Report how many lines hold the string "business". Give the number and nothing else.

MATERIAL PROVIDED
= = = = = = =
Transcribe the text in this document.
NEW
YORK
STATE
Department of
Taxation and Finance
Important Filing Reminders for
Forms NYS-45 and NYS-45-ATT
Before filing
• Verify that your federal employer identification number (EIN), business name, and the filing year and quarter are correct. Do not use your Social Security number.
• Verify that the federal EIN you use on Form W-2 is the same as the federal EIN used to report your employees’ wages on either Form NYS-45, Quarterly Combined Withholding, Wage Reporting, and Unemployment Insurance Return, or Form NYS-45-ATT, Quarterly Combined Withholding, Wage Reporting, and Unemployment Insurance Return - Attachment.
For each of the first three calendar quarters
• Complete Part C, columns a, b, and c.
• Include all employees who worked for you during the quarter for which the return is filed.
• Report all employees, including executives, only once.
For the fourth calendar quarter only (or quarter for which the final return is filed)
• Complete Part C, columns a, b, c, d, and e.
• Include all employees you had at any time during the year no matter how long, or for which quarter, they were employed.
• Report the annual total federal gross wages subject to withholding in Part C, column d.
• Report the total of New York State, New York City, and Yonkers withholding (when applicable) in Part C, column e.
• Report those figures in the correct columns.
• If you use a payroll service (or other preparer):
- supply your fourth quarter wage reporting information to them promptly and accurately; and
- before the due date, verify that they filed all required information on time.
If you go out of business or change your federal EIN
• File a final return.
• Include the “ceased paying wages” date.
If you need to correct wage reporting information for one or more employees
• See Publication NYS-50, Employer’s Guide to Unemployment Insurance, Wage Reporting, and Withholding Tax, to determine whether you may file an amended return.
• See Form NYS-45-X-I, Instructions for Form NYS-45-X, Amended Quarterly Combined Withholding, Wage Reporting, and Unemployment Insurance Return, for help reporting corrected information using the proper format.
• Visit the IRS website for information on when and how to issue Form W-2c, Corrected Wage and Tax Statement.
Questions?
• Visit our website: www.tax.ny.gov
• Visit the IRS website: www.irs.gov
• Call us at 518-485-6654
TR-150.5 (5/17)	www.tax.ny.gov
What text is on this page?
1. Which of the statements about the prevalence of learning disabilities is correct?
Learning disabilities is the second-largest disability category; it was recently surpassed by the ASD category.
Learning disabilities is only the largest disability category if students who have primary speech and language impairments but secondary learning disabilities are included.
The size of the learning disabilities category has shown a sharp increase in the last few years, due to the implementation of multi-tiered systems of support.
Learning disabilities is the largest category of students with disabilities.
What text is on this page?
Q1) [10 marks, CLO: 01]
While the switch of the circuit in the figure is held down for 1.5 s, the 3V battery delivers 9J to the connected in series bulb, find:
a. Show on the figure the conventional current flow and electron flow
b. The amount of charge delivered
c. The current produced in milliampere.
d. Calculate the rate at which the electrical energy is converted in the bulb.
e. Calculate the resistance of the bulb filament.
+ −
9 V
= = = = = = =
THE RESPONSE
2